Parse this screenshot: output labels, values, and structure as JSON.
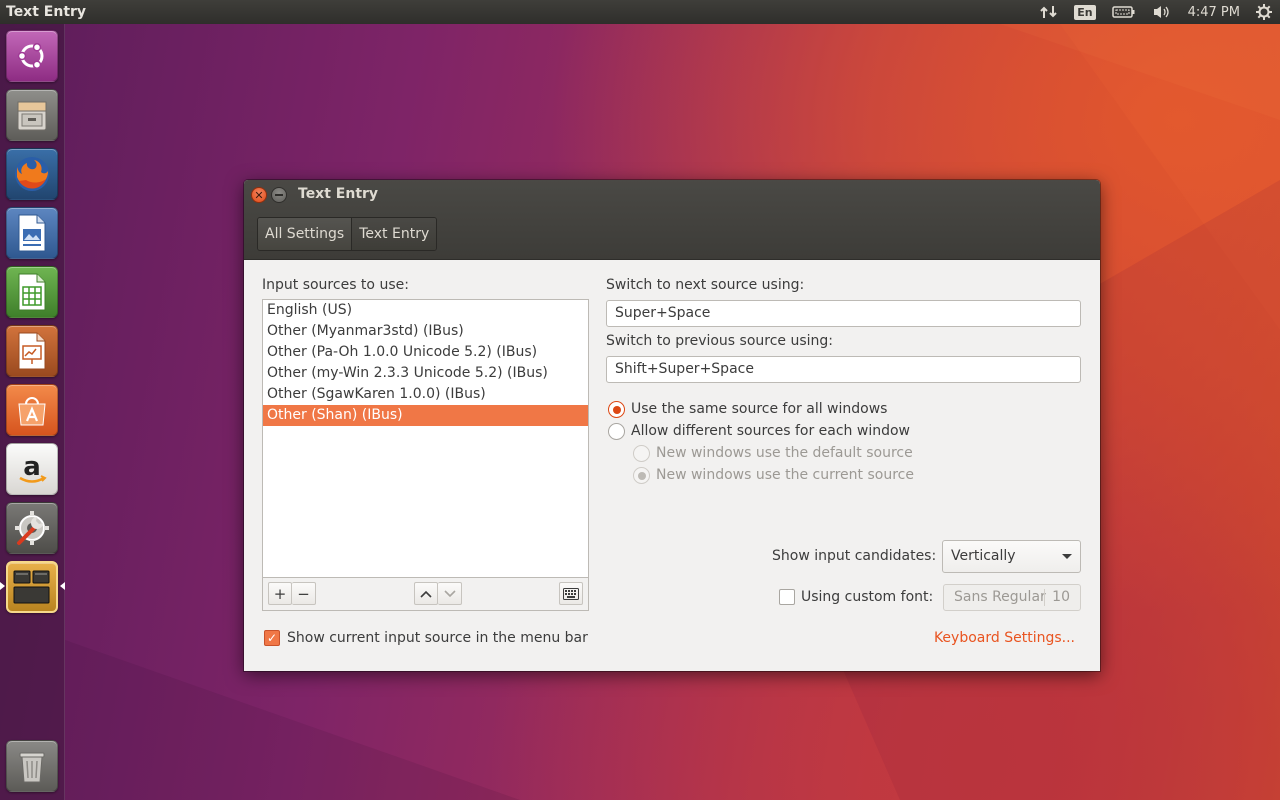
{
  "top_panel": {
    "app_title": "Text Entry",
    "language_indicator": "En",
    "clock": "4:47 PM",
    "icons": [
      "network-arrows-icon",
      "battery-icon",
      "volume-icon",
      "gear-icon"
    ]
  },
  "launcher": {
    "items": [
      {
        "name": "ubuntu-dash",
        "icon": "ubuntu-logo-icon"
      },
      {
        "name": "files",
        "icon": "file-cabinet-icon"
      },
      {
        "name": "firefox",
        "icon": "firefox-icon"
      },
      {
        "name": "libreoffice-writer",
        "icon": "writer-icon"
      },
      {
        "name": "libreoffice-calc",
        "icon": "calc-icon"
      },
      {
        "name": "libreoffice-impress",
        "icon": "impress-icon"
      },
      {
        "name": "ubuntu-software",
        "icon": "software-center-icon"
      },
      {
        "name": "amazon",
        "icon": "amazon-icon"
      },
      {
        "name": "system-settings",
        "icon": "settings-wrench-icon"
      },
      {
        "name": "text-entry",
        "icon": "text-entry-icon"
      },
      {
        "name": "trash",
        "icon": "trash-icon"
      }
    ]
  },
  "window": {
    "title": "Text Entry",
    "breadcrumbs": {
      "all_settings": "All Settings",
      "text_entry": "Text Entry"
    },
    "input_sources_label": "Input sources to use:",
    "input_sources": [
      {
        "label": "English (US)",
        "selected": false
      },
      {
        "label": "Other (Myanmar3std) (IBus)",
        "selected": false
      },
      {
        "label": "Other (Pa-Oh 1.0.0 Unicode 5.2) (IBus)",
        "selected": false
      },
      {
        "label": "Other (my-Win 2.3.3 Unicode 5.2) (IBus)",
        "selected": false
      },
      {
        "label": "Other (SgawKaren 1.0.0) (IBus)",
        "selected": false
      },
      {
        "label": "Other (Shan) (IBus)",
        "selected": true
      }
    ],
    "list_toolbar": {
      "add": "+",
      "remove": "−"
    },
    "next_source_label": "Switch to next source using:",
    "next_source_value": "Super+Space",
    "prev_source_label": "Switch to previous source using:",
    "prev_source_value": "Shift+Super+Space",
    "radio_same": "Use the same source for all windows",
    "radio_different": "Allow different sources for each window",
    "radio_default": "New windows use the default source",
    "radio_current": "New windows use the current source",
    "candidates_label": "Show input candidates:",
    "candidates_value": "Vertically",
    "custom_font_label": "Using custom font:",
    "custom_font_name": "Sans Regular",
    "custom_font_size": "10",
    "show_in_menubar_label": "Show current input source in the menu bar",
    "show_in_menubar_checked": true,
    "keyboard_settings_link": "Keyboard Settings..."
  },
  "colors": {
    "accent": "#e95420",
    "selection": "#f07746",
    "panel": "#3c3b37"
  }
}
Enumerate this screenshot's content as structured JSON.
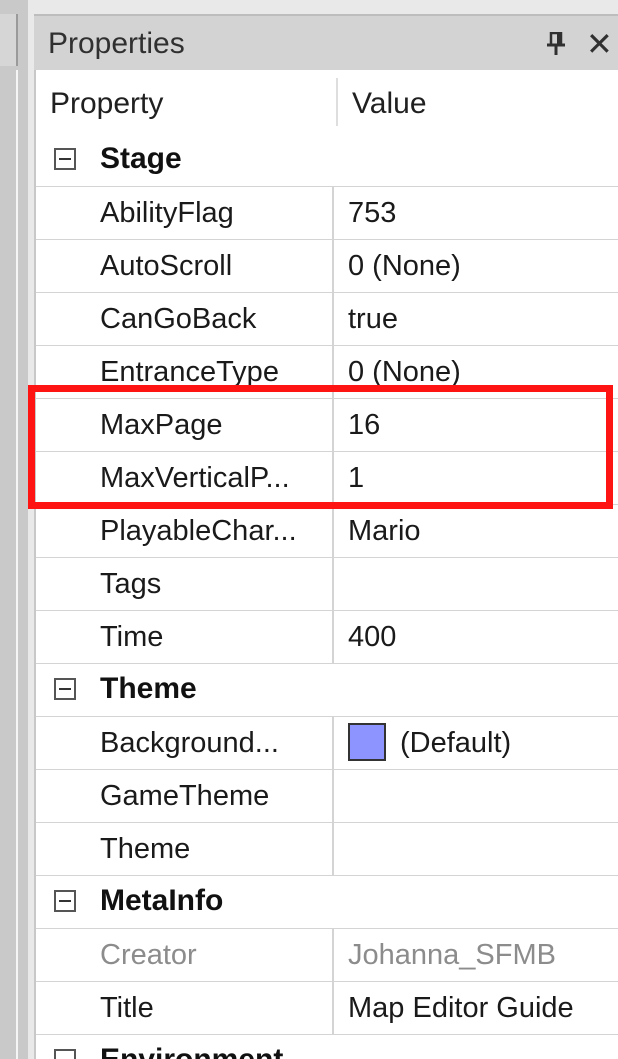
{
  "panel": {
    "title": "Properties",
    "pin_icon": "pin-icon",
    "close_glyph": "✕"
  },
  "grid": {
    "header": {
      "property": "Property",
      "value": "Value"
    },
    "categories": [
      {
        "label": "Stage",
        "rows": [
          {
            "name": "AbilityFlag",
            "value": "753"
          },
          {
            "name": "AutoScroll",
            "value": "0 (None)"
          },
          {
            "name": "CanGoBack",
            "value": "true"
          },
          {
            "name": "EntranceType",
            "value": "0 (None)"
          },
          {
            "name": "MaxPage",
            "value": "16"
          },
          {
            "name": "MaxVerticalP...",
            "value": "1"
          },
          {
            "name": "PlayableChar...",
            "value": "Mario"
          },
          {
            "name": "Tags",
            "value": ""
          },
          {
            "name": "Time",
            "value": "400"
          }
        ]
      },
      {
        "label": "Theme",
        "rows": [
          {
            "name": "Background...",
            "value": "(Default)",
            "swatch_color": "#8d94ff"
          },
          {
            "name": "GameTheme",
            "value": ""
          },
          {
            "name": "Theme",
            "value": ""
          }
        ]
      },
      {
        "label": "MetaInfo",
        "rows": [
          {
            "name": "Creator",
            "value": "Johanna_SFMB",
            "disabled": true
          },
          {
            "name": "Title",
            "value": "Map Editor Guide"
          }
        ]
      },
      {
        "label": "Environment",
        "rows": []
      }
    ]
  },
  "highlight_color": "#ff1414"
}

■ Directions for this task: Set down the material above as is, without any pictures.

■ Response to this exercise:
Parse this screenshot: output labels, values, and structure as JSON.
{
  "top_panel": {
    "app_title": "Text Entry",
    "language_indicator": "En",
    "clock": "4:47 PM",
    "icons": [
      "network-arrows-icon",
      "battery-icon",
      "volume-icon",
      "gear-icon"
    ]
  },
  "launcher": {
    "items": [
      {
        "name": "ubuntu-dash",
        "icon": "ubuntu-logo-icon"
      },
      {
        "name": "files",
        "icon": "file-cabinet-icon"
      },
      {
        "name": "firefox",
        "icon": "firefox-icon"
      },
      {
        "name": "libreoffice-writer",
        "icon": "writer-icon"
      },
      {
        "name": "libreoffice-calc",
        "icon": "calc-icon"
      },
      {
        "name": "libreoffice-impress",
        "icon": "impress-icon"
      },
      {
        "name": "ubuntu-software",
        "icon": "software-center-icon"
      },
      {
        "name": "amazon",
        "icon": "amazon-icon"
      },
      {
        "name": "system-settings",
        "icon": "settings-wrench-icon"
      },
      {
        "name": "text-entry",
        "icon": "text-entry-icon"
      },
      {
        "name": "trash",
        "icon": "trash-icon"
      }
    ]
  },
  "window": {
    "title": "Text Entry",
    "breadcrumbs": {
      "all_settings": "All Settings",
      "text_entry": "Text Entry"
    },
    "input_sources_label": "Input sources to use:",
    "input_sources": [
      {
        "label": "English (US)",
        "selected": false
      },
      {
        "label": "Other (Myanmar3std) (IBus)",
        "selected": false
      },
      {
        "label": "Other (Pa-Oh 1.0.0 Unicode 5.2) (IBus)",
        "selected": false
      },
      {
        "label": "Other (my-Win 2.3.3 Unicode 5.2) (IBus)",
        "selected": false
      },
      {
        "label": "Other (SgawKaren 1.0.0) (IBus)",
        "selected": false
      },
      {
        "label": "Other (Shan) (IBus)",
        "selected": true
      }
    ],
    "list_toolbar": {
      "add": "+",
      "remove": "−"
    },
    "next_source_label": "Switch to next source using:",
    "next_source_value": "Super+Space",
    "prev_source_label": "Switch to previous source using:",
    "prev_source_value": "Shift+Super+Space",
    "radio_same": "Use the same source for all windows",
    "radio_different": "Allow different sources for each window",
    "radio_default": "New windows use the default source",
    "radio_current": "New windows use the current source",
    "candidates_label": "Show input candidates:",
    "candidates_value": "Vertically",
    "custom_font_label": "Using custom font:",
    "custom_font_name": "Sans Regular",
    "custom_font_size": "10",
    "show_in_menubar_label": "Show current input source in the menu bar",
    "show_in_menubar_checked": true,
    "keyboard_settings_link": "Keyboard Settings..."
  },
  "colors": {
    "accent": "#e95420",
    "selection": "#f07746",
    "panel": "#3c3b37"
  }
}
Enumerate this screenshot's content as structured JSON.
{
  "panel": {
    "title": "Properties",
    "pin_icon": "pin-icon",
    "close_glyph": "✕"
  },
  "grid": {
    "header": {
      "property": "Property",
      "value": "Value"
    },
    "categories": [
      {
        "label": "Stage",
        "rows": [
          {
            "name": "AbilityFlag",
            "value": "753"
          },
          {
            "name": "AutoScroll",
            "value": "0 (None)"
          },
          {
            "name": "CanGoBack",
            "value": "true"
          },
          {
            "name": "EntranceType",
            "value": "0 (None)"
          },
          {
            "name": "MaxPage",
            "value": "16"
          },
          {
            "name": "MaxVerticalP...",
            "value": "1"
          },
          {
            "name": "PlayableChar...",
            "value": "Mario"
          },
          {
            "name": "Tags",
            "value": ""
          },
          {
            "name": "Time",
            "value": "400"
          }
        ]
      },
      {
        "label": "Theme",
        "rows": [
          {
            "name": "Background...",
            "value": "(Default)",
            "swatch_color": "#8d94ff"
          },
          {
            "name": "GameTheme",
            "value": ""
          },
          {
            "name": "Theme",
            "value": ""
          }
        ]
      },
      {
        "label": "MetaInfo",
        "rows": [
          {
            "name": "Creator",
            "value": "Johanna_SFMB",
            "disabled": true
          },
          {
            "name": "Title",
            "value": "Map Editor Guide"
          }
        ]
      },
      {
        "label": "Environment",
        "rows": []
      }
    ]
  },
  "highlight_color": "#ff1414"
}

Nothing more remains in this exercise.